_Exercise task_
Write out the material below line for line, with no changes, and leave out the picture.

_Source records_
╔══

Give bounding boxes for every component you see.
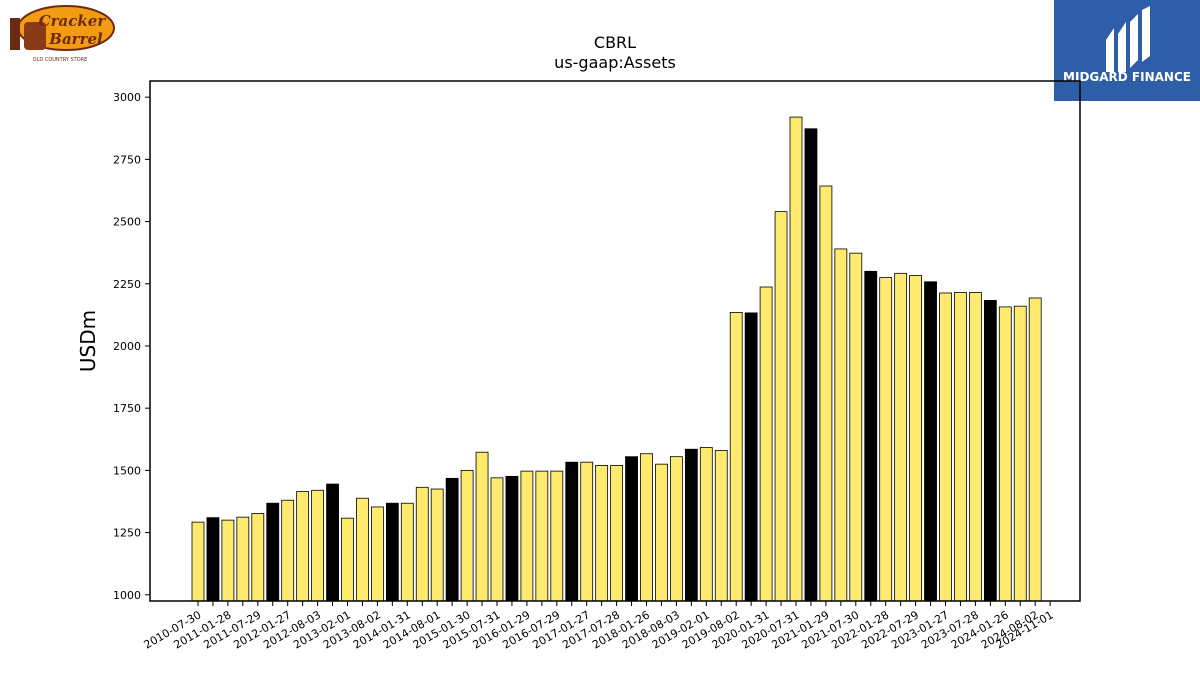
logo-text-barrel: Barrel: [48, 30, 103, 48]
bar-2011-04-29: [236, 516, 250, 602]
chart-title: CBRL: [594, 33, 636, 52]
midgard-finance-logo: MIDGARD FINANCE: [1054, 0, 1200, 101]
y-tick-label-2750: 2750: [113, 153, 141, 166]
bar-2017-10-27: [625, 456, 638, 602]
y-tick-label-2000: 2000: [113, 340, 141, 353]
bar-2017-04-28: [595, 464, 609, 602]
y-tick-label-1750: 1750: [113, 402, 141, 415]
bar-2013-02-01: [341, 517, 354, 602]
bar-2021-04-30: [834, 248, 848, 602]
bar-2019-02-01: [699, 447, 713, 602]
bar-2014-08-01: [430, 488, 444, 602]
bar-2021-01-29: [819, 185, 833, 602]
bar-2020-01-31: [759, 286, 773, 602]
bar-2020-10-30: [804, 128, 818, 602]
bar-2010-07-30: [191, 521, 205, 602]
bar-2024-04-26: [1013, 305, 1027, 602]
bar-2023-10-27: [983, 300, 997, 602]
y-axis-label: USDm: [76, 310, 100, 372]
bar-2017-01-27: [580, 461, 594, 602]
bar-2016-01-29: [520, 470, 534, 602]
y-tick-label-1000: 1000: [113, 589, 141, 602]
bar-2023-07-28: [969, 292, 982, 602]
bar-2012-01-27: [281, 499, 295, 602]
bar-2011-10-28: [266, 502, 280, 602]
bar-2016-04-29: [535, 470, 549, 602]
bar-2017-07-28: [610, 464, 623, 602]
y-tick-label-2250: 2250: [113, 278, 141, 291]
bar-2018-08-03: [670, 456, 683, 602]
bar-2013-05-03: [356, 497, 369, 602]
bar-2016-10-28: [565, 461, 579, 602]
bar-2015-05-01: [475, 451, 489, 602]
bar-2011-01-28: [221, 519, 235, 602]
y-ticks-group: 1000 1250 1500 1750 2000 2250 2500 2750 3000: [113, 91, 150, 602]
bar-2012-08-03: [311, 489, 325, 602]
bar-2015-01-30: [460, 469, 474, 602]
bar-2019-05-03: [714, 450, 728, 602]
bar-2015-10-30: [505, 475, 519, 602]
bar-2014-05-02: [415, 486, 429, 602]
bar-2022-04-29: [894, 272, 908, 602]
y-tick-label-1250: 1250: [113, 527, 141, 540]
bar-2022-07-29: [909, 275, 922, 602]
bar-2024-08-02: [1028, 297, 1042, 602]
bar-2011-07-29: [251, 513, 265, 602]
bar-2016-07-29: [550, 470, 564, 602]
y-tick-label-2500: 2500: [113, 216, 141, 229]
bar-2019-08-02: [729, 311, 743, 602]
bar-2012-04-27: [296, 491, 310, 602]
chart-subtitle: us-gaap:Assets: [554, 53, 676, 72]
bar-2022-10-28: [924, 281, 937, 602]
bar-2023-01-27: [939, 292, 952, 602]
bar-2013-11-01: [385, 502, 399, 602]
bar-2021-10-29: [864, 270, 878, 602]
bar-2021-07-30: [849, 252, 863, 602]
bar-2023-04-28: [954, 292, 967, 602]
bars-group: [191, 116, 1042, 602]
bar-2014-01-31: [400, 502, 414, 602]
bar-2022-01-28: [879, 277, 893, 602]
bar-2018-11-02: [684, 448, 698, 602]
bar-2010-10-29: [206, 517, 220, 602]
cracker-barrel-logo: Cracker Barrel OLD COUNTRY STORE: [4, 4, 116, 64]
bar-2014-10-31: [445, 477, 459, 602]
y-tick-label-1500: 1500: [113, 464, 141, 477]
logo-text-cracker: Cracker: [39, 12, 107, 30]
y-tick-label-3000: 3000: [113, 91, 141, 104]
bar-2018-04-27: [655, 463, 668, 602]
plot-frame: [149, 80, 1081, 602]
x-ticks-group: 2010-07-302011-01-282011-07-292012-01-27…: [142, 601, 1056, 652]
logo-tagline: OLD COUNTRY STORE: [33, 57, 88, 63]
bar-2024-01-26: [998, 306, 1012, 602]
bar-2019-11-01: [744, 312, 758, 602]
bar-2018-01-26: [640, 453, 653, 602]
bar-2020-05-01: [774, 211, 788, 602]
bar-2020-07-31: [789, 116, 803, 602]
bar-2013-08-02: [370, 506, 384, 602]
bar-2015-07-31: [490, 477, 504, 602]
midgard-brand-text: MIDGARD FINANCE: [1063, 70, 1191, 84]
bar-2012-11-02: [326, 483, 339, 602]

╚══

_Final result_
Give bounding boxes for every component you see.
logo-text-barrel: Barrel: [48, 30, 103, 48]
bar-2011-04-29: [236, 516, 250, 602]
chart-title: CBRL: [594, 33, 636, 52]
midgard-finance-logo: MIDGARD FINANCE: [1054, 0, 1200, 101]
y-tick-label-2750: 2750: [113, 153, 141, 166]
bar-2017-10-27: [625, 456, 638, 602]
y-tick-label-2000: 2000: [113, 340, 141, 353]
bar-2017-04-28: [595, 464, 609, 602]
y-tick-label-1750: 1750: [113, 402, 141, 415]
bar-2013-02-01: [341, 517, 354, 602]
bar-2021-04-30: [834, 248, 848, 602]
bar-2019-02-01: [699, 447, 713, 602]
bar-2014-08-01: [430, 488, 444, 602]
bar-2021-01-29: [819, 185, 833, 602]
bar-2020-01-31: [759, 286, 773, 602]
bar-2020-10-30: [804, 128, 818, 602]
bar-2010-07-30: [191, 521, 205, 602]
bar-2024-04-26: [1013, 305, 1027, 602]
bar-2023-10-27: [983, 300, 997, 602]
y-axis-label: USDm: [76, 310, 100, 372]
bar-2017-01-27: [580, 461, 594, 602]
bar-2016-01-29: [520, 470, 534, 602]
y-tick-label-1000: 1000: [113, 589, 141, 602]
bar-2023-07-28: [969, 292, 982, 602]
bar-2012-01-27: [281, 499, 295, 602]
bar-2011-10-28: [266, 502, 280, 602]
bar-2016-04-29: [535, 470, 549, 602]
bar-2017-07-28: [610, 464, 623, 602]
y-tick-label-2250: 2250: [113, 278, 141, 291]
bar-2018-08-03: [670, 456, 683, 602]
bar-2013-05-03: [356, 497, 369, 602]
bar-2016-10-28: [565, 461, 579, 602]
bar-2015-05-01: [475, 451, 489, 602]
bar-2011-01-28: [221, 519, 235, 602]
y-ticks-group: 1000 1250 1500 1750 2000 2250 2500 2750 3000: [113, 91, 150, 602]
bar-2012-08-03: [311, 489, 325, 602]
bar-2015-01-30: [460, 469, 474, 602]
bar-2019-05-03: [714, 450, 728, 602]
bar-2015-10-30: [505, 475, 519, 602]
bar-2014-05-02: [415, 486, 429, 602]
bar-2022-04-29: [894, 272, 908, 602]
y-tick-label-1250: 1250: [113, 527, 141, 540]
bar-2022-07-29: [909, 275, 922, 602]
bar-2024-08-02: [1028, 297, 1042, 602]
bar-2011-07-29: [251, 513, 265, 602]
bar-2016-07-29: [550, 470, 564, 602]
y-tick-label-2500: 2500: [113, 216, 141, 229]
bar-2019-08-02: [729, 311, 743, 602]
bar-2012-04-27: [296, 491, 310, 602]
chart-subtitle: us-gaap:Assets: [554, 53, 676, 72]
bar-2022-10-28: [924, 281, 937, 602]
bar-2023-01-27: [939, 292, 952, 602]
bar-2013-11-01: [385, 502, 399, 602]
bar-2021-10-29: [864, 270, 878, 602]
bar-2021-07-30: [849, 252, 863, 602]
bar-2023-04-28: [954, 292, 967, 602]
bars-group: [191, 116, 1042, 602]
bar-2014-01-31: [400, 502, 414, 602]
bar-2022-01-28: [879, 277, 893, 602]
bar-2018-11-02: [684, 448, 698, 602]
bar-2010-10-29: [206, 517, 220, 602]
cracker-barrel-logo: Cracker Barrel OLD COUNTRY STORE: [4, 4, 116, 64]
bar-2014-10-31: [445, 477, 459, 602]
y-tick-label-1500: 1500: [113, 464, 141, 477]
logo-text-cracker: Cracker: [39, 12, 107, 30]
y-tick-label-3000: 3000: [113, 91, 141, 104]
bar-2018-04-27: [655, 463, 668, 602]
plot-frame: [149, 80, 1081, 602]
x-ticks-group: 2010-07-302011-01-282011-07-292012-01-27…: [142, 601, 1056, 652]
logo-tagline: OLD COUNTRY STORE: [33, 57, 88, 63]
bar-2024-01-26: [998, 306, 1012, 602]
bar-2019-11-01: [744, 312, 758, 602]
bar-2018-01-26: [640, 453, 653, 602]
bar-2020-05-01: [774, 211, 788, 602]
bar-2020-07-31: [789, 116, 803, 602]
bar-2013-08-02: [370, 506, 384, 602]
bar-2015-07-31: [490, 477, 504, 602]
midgard-brand-text: MIDGARD FINANCE: [1063, 70, 1191, 84]
bar-2012-11-02: [326, 483, 339, 602]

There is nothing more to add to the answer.